PROVIDED INFORMATION ::

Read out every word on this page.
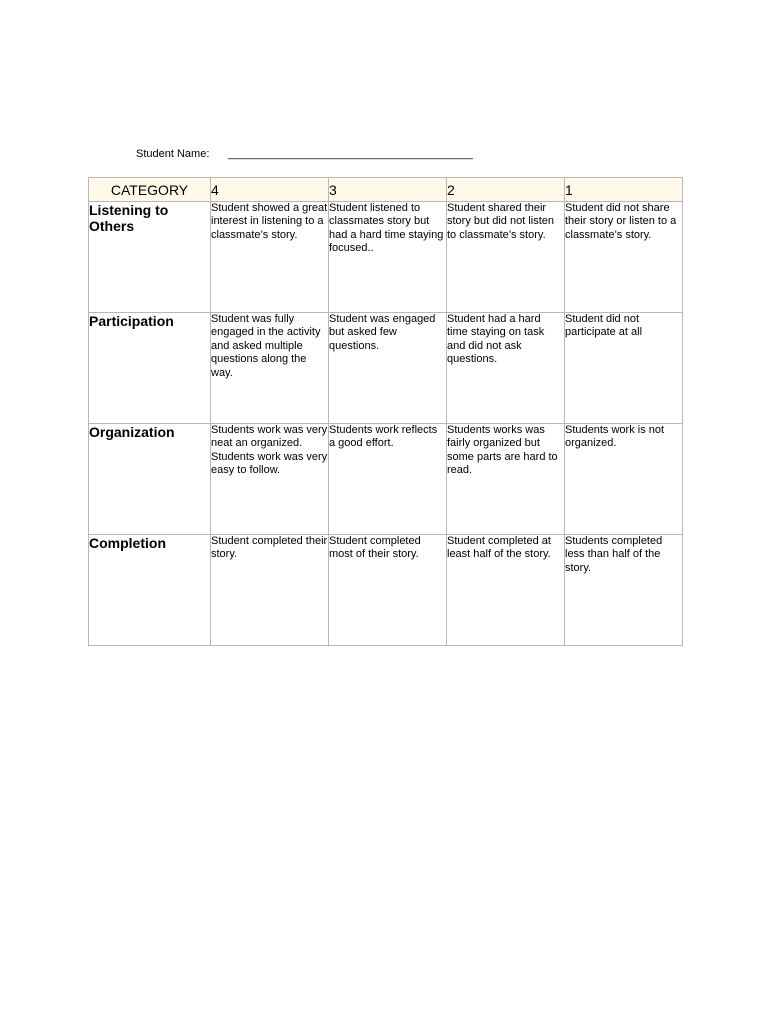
Student Name: ________________________________________
CATEGORY	4	3	2	1
Listening to Others	Student showed a great interest in listening to a classmate’s story.	Student listened to classmates story but had a hard time staying focused..	Student shared their story but did not listen to classmate’s story.	Student did not share their story or listen to a classmate’s story.
Participation	Student was fully engaged in the activity and asked multiple questions along the way.	Student was engaged but asked few questions.	Student had a hard time staying on task and did not ask questions.	Student did not participate at all
Organization	Students work was very neat an organized. Students work was very easy to follow.	Students work reflects a good effort.	Students works was fairly organized but some parts are hard to read.	Students work is not organized.
Completion	Student completed their story.	Student completed most of their story.	Student completed at least half of the story.	Students completed less than half of the story.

DIRECTIONS FOR THIS TASK ::
Using the listing above, locate the lines that hold "story" and copy each one.

WRITTEN SOLUTION ::
Listening to Others	Student showed a great interest in listening to a classmate’s story.	Student listened to classmates story but had a hard time staying focused..	Student shared their story but did not listen to classmate’s story.	Student did not share their story or listen to a classmate’s story.
Completion	Student completed their story.	Student completed most of their story.	Student completed at least half of the story.	Students completed less than half of the story.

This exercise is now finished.